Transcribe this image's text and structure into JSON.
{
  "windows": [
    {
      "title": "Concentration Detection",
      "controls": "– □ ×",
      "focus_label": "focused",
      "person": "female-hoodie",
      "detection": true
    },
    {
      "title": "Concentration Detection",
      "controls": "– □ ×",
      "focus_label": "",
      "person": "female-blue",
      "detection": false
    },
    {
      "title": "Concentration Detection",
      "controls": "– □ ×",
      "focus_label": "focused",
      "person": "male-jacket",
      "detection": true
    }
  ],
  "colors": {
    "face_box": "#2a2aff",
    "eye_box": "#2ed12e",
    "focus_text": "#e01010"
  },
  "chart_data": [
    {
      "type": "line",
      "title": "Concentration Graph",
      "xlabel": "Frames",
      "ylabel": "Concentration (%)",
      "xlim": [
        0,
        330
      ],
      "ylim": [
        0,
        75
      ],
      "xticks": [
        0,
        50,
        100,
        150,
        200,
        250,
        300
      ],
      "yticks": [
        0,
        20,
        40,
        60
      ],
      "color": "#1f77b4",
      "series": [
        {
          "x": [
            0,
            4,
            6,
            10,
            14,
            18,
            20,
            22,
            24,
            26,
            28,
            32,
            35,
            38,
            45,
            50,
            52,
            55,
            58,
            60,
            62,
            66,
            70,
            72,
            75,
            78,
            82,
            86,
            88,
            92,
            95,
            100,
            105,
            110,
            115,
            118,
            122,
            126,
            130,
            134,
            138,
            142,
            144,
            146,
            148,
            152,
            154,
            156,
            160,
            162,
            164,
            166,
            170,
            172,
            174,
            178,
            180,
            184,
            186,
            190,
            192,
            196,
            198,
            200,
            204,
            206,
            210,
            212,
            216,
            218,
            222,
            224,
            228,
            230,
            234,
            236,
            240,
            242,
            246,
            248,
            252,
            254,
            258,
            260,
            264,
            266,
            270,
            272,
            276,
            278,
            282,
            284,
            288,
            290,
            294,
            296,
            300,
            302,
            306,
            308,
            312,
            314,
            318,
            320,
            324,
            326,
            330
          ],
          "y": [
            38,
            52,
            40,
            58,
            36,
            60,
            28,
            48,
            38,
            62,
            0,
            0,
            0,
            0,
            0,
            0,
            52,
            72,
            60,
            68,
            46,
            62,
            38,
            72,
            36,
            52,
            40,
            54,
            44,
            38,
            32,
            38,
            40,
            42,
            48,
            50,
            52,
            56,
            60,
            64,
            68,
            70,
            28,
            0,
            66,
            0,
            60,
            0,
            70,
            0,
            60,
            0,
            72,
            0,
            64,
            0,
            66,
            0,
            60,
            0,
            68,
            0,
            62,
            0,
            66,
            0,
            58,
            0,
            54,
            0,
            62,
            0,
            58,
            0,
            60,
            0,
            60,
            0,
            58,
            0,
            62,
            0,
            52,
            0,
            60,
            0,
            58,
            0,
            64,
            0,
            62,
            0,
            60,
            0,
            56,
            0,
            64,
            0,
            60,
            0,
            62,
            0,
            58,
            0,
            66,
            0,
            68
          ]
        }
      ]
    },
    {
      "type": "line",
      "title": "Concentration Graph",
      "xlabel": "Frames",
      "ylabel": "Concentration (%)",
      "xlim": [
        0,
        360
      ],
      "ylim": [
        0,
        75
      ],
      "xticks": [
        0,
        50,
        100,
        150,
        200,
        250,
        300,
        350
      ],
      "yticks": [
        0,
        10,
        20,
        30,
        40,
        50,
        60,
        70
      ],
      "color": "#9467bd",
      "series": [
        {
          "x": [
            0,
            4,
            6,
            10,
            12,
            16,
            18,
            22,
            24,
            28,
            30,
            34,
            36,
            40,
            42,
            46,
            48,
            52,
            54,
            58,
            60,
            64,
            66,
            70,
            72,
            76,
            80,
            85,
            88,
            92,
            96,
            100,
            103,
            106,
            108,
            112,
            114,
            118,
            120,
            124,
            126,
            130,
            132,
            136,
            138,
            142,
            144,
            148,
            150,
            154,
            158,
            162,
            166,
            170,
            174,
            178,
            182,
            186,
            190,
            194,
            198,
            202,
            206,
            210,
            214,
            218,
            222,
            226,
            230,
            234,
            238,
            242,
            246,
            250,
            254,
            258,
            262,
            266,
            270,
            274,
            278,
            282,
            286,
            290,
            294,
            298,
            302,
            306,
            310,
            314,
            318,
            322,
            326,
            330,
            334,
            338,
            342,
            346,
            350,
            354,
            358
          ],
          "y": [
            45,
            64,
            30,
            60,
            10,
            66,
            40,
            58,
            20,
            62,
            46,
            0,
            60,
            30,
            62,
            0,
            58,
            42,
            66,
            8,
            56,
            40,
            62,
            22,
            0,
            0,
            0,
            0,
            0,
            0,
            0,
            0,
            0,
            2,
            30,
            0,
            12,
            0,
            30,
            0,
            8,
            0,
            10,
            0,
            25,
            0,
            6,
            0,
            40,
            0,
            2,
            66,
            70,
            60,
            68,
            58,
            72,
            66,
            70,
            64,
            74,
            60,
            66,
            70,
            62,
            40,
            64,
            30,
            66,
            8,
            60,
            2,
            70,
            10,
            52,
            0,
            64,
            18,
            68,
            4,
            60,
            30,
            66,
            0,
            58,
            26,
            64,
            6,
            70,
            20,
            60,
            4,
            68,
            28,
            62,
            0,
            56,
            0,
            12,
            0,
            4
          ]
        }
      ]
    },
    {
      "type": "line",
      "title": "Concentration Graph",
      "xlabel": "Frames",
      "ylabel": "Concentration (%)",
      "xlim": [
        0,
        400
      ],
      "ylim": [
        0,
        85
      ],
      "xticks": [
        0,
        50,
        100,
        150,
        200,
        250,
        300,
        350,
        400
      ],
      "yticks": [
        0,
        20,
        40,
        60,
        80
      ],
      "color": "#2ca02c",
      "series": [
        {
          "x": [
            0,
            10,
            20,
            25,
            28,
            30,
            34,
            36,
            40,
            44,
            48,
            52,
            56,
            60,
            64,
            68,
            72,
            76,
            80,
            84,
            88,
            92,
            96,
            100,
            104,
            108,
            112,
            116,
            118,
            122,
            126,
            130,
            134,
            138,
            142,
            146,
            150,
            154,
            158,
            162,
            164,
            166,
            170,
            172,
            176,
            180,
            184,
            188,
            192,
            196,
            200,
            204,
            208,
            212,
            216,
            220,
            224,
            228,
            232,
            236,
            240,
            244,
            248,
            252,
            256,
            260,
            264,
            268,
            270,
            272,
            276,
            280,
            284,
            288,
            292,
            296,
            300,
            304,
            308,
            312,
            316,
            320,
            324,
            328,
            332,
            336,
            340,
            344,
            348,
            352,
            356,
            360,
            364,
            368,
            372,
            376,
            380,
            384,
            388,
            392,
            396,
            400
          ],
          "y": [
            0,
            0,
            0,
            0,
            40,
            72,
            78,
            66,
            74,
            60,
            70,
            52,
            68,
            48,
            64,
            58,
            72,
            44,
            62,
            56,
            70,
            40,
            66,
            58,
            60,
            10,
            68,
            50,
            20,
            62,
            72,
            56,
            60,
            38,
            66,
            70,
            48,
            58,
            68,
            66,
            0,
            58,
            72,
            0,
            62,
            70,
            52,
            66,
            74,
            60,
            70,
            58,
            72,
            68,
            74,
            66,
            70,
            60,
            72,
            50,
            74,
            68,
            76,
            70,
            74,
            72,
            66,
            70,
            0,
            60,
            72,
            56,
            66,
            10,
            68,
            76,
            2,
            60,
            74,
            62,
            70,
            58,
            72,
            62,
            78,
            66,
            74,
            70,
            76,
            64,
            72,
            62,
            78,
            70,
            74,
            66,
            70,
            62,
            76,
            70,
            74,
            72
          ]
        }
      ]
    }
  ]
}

------------------------------------------------------------

# TASK STATEMENT
Please output the entire listing exactly as it stands.

# SOLVED EXERCISE
Transcribe this image's text and structure into JSON.
{
  "windows": [
    {
      "title": "Concentration Detection",
      "controls": "– □ ×",
      "focus_label": "focused",
      "person": "female-hoodie",
      "detection": true
    },
    {
      "title": "Concentration Detection",
      "controls": "– □ ×",
      "focus_label": "",
      "person": "female-blue",
      "detection": false
    },
    {
      "title": "Concentration Detection",
      "controls": "– □ ×",
      "focus_label": "focused",
      "person": "male-jacket",
      "detection": true
    }
  ],
  "colors": {
    "face_box": "#2a2aff",
    "eye_box": "#2ed12e",
    "focus_text": "#e01010"
  },
  "chart_data": [
    {
      "type": "line",
      "title": "Concentration Graph",
      "xlabel": "Frames",
      "ylabel": "Concentration (%)",
      "xlim": [
        0,
        330
      ],
      "ylim": [
        0,
        75
      ],
      "xticks": [
        0,
        50,
        100,
        150,
        200,
        250,
        300
      ],
      "yticks": [
        0,
        20,
        40,
        60
      ],
      "color": "#1f77b4",
      "series": [
        {
          "x": [
            0,
            4,
            6,
            10,
            14,
            18,
            20,
            22,
            24,
            26,
            28,
            32,
            35,
            38,
            45,
            50,
            52,
            55,
            58,
            60,
            62,
            66,
            70,
            72,
            75,
            78,
            82,
            86,
            88,
            92,
            95,
            100,
            105,
            110,
            115,
            118,
            122,
            126,
            130,
            134,
            138,
            142,
            144,
            146,
            148,
            152,
            154,
            156,
            160,
            162,
            164,
            166,
            170,
            172,
            174,
            178,
            180,
            184,
            186,
            190,
            192,
            196,
            198,
            200,
            204,
            206,
            210,
            212,
            216,
            218,
            222,
            224,
            228,
            230,
            234,
            236,
            240,
            242,
            246,
            248,
            252,
            254,
            258,
            260,
            264,
            266,
            270,
            272,
            276,
            278,
            282,
            284,
            288,
            290,
            294,
            296,
            300,
            302,
            306,
            308,
            312,
            314,
            318,
            320,
            324,
            326,
            330
          ],
          "y": [
            38,
            52,
            40,
            58,
            36,
            60,
            28,
            48,
            38,
            62,
            0,
            0,
            0,
            0,
            0,
            0,
            52,
            72,
            60,
            68,
            46,
            62,
            38,
            72,
            36,
            52,
            40,
            54,
            44,
            38,
            32,
            38,
            40,
            42,
            48,
            50,
            52,
            56,
            60,
            64,
            68,
            70,
            28,
            0,
            66,
            0,
            60,
            0,
            70,
            0,
            60,
            0,
            72,
            0,
            64,
            0,
            66,
            0,
            60,
            0,
            68,
            0,
            62,
            0,
            66,
            0,
            58,
            0,
            54,
            0,
            62,
            0,
            58,
            0,
            60,
            0,
            60,
            0,
            58,
            0,
            62,
            0,
            52,
            0,
            60,
            0,
            58,
            0,
            64,
            0,
            62,
            0,
            60,
            0,
            56,
            0,
            64,
            0,
            60,
            0,
            62,
            0,
            58,
            0,
            66,
            0,
            68
          ]
        }
      ]
    },
    {
      "type": "line",
      "title": "Concentration Graph",
      "xlabel": "Frames",
      "ylabel": "Concentration (%)",
      "xlim": [
        0,
        360
      ],
      "ylim": [
        0,
        75
      ],
      "xticks": [
        0,
        50,
        100,
        150,
        200,
        250,
        300,
        350
      ],
      "yticks": [
        0,
        10,
        20,
        30,
        40,
        50,
        60,
        70
      ],
      "color": "#9467bd",
      "series": [
        {
          "x": [
            0,
            4,
            6,
            10,
            12,
            16,
            18,
            22,
            24,
            28,
            30,
            34,
            36,
            40,
            42,
            46,
            48,
            52,
            54,
            58,
            60,
            64,
            66,
            70,
            72,
            76,
            80,
            85,
            88,
            92,
            96,
            100,
            103,
            106,
            108,
            112,
            114,
            118,
            120,
            124,
            126,
            130,
            132,
            136,
            138,
            142,
            144,
            148,
            150,
            154,
            158,
            162,
            166,
            170,
            174,
            178,
            182,
            186,
            190,
            194,
            198,
            202,
            206,
            210,
            214,
            218,
            222,
            226,
            230,
            234,
            238,
            242,
            246,
            250,
            254,
            258,
            262,
            266,
            270,
            274,
            278,
            282,
            286,
            290,
            294,
            298,
            302,
            306,
            310,
            314,
            318,
            322,
            326,
            330,
            334,
            338,
            342,
            346,
            350,
            354,
            358
          ],
          "y": [
            45,
            64,
            30,
            60,
            10,
            66,
            40,
            58,
            20,
            62,
            46,
            0,
            60,
            30,
            62,
            0,
            58,
            42,
            66,
            8,
            56,
            40,
            62,
            22,
            0,
            0,
            0,
            0,
            0,
            0,
            0,
            0,
            0,
            2,
            30,
            0,
            12,
            0,
            30,
            0,
            8,
            0,
            10,
            0,
            25,
            0,
            6,
            0,
            40,
            0,
            2,
            66,
            70,
            60,
            68,
            58,
            72,
            66,
            70,
            64,
            74,
            60,
            66,
            70,
            62,
            40,
            64,
            30,
            66,
            8,
            60,
            2,
            70,
            10,
            52,
            0,
            64,
            18,
            68,
            4,
            60,
            30,
            66,
            0,
            58,
            26,
            64,
            6,
            70,
            20,
            60,
            4,
            68,
            28,
            62,
            0,
            56,
            0,
            12,
            0,
            4
          ]
        }
      ]
    },
    {
      "type": "line",
      "title": "Concentration Graph",
      "xlabel": "Frames",
      "ylabel": "Concentration (%)",
      "xlim": [
        0,
        400
      ],
      "ylim": [
        0,
        85
      ],
      "xticks": [
        0,
        50,
        100,
        150,
        200,
        250,
        300,
        350,
        400
      ],
      "yticks": [
        0,
        20,
        40,
        60,
        80
      ],
      "color": "#2ca02c",
      "series": [
        {
          "x": [
            0,
            10,
            20,
            25,
            28,
            30,
            34,
            36,
            40,
            44,
            48,
            52,
            56,
            60,
            64,
            68,
            72,
            76,
            80,
            84,
            88,
            92,
            96,
            100,
            104,
            108,
            112,
            116,
            118,
            122,
            126,
            130,
            134,
            138,
            142,
            146,
            150,
            154,
            158,
            162,
            164,
            166,
            170,
            172,
            176,
            180,
            184,
            188,
            192,
            196,
            200,
            204,
            208,
            212,
            216,
            220,
            224,
            228,
            232,
            236,
            240,
            244,
            248,
            252,
            256,
            260,
            264,
            268,
            270,
            272,
            276,
            280,
            284,
            288,
            292,
            296,
            300,
            304,
            308,
            312,
            316,
            320,
            324,
            328,
            332,
            336,
            340,
            344,
            348,
            352,
            356,
            360,
            364,
            368,
            372,
            376,
            380,
            384,
            388,
            392,
            396,
            400
          ],
          "y": [
            0,
            0,
            0,
            0,
            40,
            72,
            78,
            66,
            74,
            60,
            70,
            52,
            68,
            48,
            64,
            58,
            72,
            44,
            62,
            56,
            70,
            40,
            66,
            58,
            60,
            10,
            68,
            50,
            20,
            62,
            72,
            56,
            60,
            38,
            66,
            70,
            48,
            58,
            68,
            66,
            0,
            58,
            72,
            0,
            62,
            70,
            52,
            66,
            74,
            60,
            70,
            58,
            72,
            68,
            74,
            66,
            70,
            60,
            72,
            50,
            74,
            68,
            76,
            70,
            74,
            72,
            66,
            70,
            0,
            60,
            72,
            56,
            66,
            10,
            68,
            76,
            2,
            60,
            74,
            62,
            70,
            58,
            72,
            62,
            78,
            66,
            74,
            70,
            76,
            64,
            72,
            62,
            78,
            70,
            74,
            66,
            70,
            62,
            76,
            70,
            74,
            72
          ]
        }
      ]
    }
  ]
}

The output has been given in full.